### PROBLEM DESCRIPTION
Say how many lines in the data below contain the word "because", and give no other text.

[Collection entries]
++++
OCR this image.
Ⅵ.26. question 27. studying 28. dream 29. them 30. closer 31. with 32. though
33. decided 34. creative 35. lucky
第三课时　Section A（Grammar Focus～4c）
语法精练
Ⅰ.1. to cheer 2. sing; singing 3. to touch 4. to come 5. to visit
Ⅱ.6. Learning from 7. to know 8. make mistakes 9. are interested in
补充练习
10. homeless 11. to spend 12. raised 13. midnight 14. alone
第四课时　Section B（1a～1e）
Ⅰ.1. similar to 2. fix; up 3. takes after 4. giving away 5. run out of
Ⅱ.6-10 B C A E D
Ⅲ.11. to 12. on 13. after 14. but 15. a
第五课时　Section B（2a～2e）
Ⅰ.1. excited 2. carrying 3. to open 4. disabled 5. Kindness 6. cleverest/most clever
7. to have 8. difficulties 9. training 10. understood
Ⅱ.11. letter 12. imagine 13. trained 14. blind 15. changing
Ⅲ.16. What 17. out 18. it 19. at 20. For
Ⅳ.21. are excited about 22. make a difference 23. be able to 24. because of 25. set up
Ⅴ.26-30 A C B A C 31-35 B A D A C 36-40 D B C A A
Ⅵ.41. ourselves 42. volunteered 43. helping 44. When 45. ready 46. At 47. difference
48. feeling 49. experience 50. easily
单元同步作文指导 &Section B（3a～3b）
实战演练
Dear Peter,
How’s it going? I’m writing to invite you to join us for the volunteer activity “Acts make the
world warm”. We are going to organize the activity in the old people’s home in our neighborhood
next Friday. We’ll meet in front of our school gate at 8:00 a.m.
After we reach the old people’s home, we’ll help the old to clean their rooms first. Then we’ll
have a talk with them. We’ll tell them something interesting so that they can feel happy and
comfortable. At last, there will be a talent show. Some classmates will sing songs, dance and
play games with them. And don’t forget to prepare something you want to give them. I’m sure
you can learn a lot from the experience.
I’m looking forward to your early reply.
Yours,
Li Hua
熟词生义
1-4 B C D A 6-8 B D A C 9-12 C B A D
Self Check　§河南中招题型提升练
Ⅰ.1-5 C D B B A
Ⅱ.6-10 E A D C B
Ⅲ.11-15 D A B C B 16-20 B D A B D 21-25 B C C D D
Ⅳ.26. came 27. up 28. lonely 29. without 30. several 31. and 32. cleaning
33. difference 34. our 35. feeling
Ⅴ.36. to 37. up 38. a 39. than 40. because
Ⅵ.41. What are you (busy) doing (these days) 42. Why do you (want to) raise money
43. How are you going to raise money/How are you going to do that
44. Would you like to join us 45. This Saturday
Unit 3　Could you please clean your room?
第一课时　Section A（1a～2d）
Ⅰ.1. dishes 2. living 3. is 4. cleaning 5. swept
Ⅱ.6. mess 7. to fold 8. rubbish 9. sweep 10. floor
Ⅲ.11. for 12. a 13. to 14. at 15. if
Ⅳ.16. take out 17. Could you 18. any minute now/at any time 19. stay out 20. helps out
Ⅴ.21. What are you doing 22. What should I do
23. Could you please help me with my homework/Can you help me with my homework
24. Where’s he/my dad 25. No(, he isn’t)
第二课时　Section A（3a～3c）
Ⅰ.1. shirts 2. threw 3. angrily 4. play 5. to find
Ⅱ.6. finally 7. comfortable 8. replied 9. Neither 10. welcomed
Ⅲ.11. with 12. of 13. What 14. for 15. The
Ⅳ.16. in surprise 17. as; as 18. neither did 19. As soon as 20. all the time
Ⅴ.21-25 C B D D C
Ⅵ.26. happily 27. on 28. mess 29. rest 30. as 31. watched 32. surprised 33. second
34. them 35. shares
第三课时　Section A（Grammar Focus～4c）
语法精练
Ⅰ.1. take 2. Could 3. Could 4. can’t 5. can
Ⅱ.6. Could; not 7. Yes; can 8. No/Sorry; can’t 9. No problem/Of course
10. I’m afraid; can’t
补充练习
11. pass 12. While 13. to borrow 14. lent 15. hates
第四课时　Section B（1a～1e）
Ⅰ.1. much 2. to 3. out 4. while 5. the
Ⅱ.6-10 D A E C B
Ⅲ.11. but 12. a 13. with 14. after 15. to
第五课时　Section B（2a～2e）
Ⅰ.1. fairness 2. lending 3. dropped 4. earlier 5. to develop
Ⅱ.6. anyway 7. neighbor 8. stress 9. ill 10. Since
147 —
++++
### ANSWER FOR THE TASK
2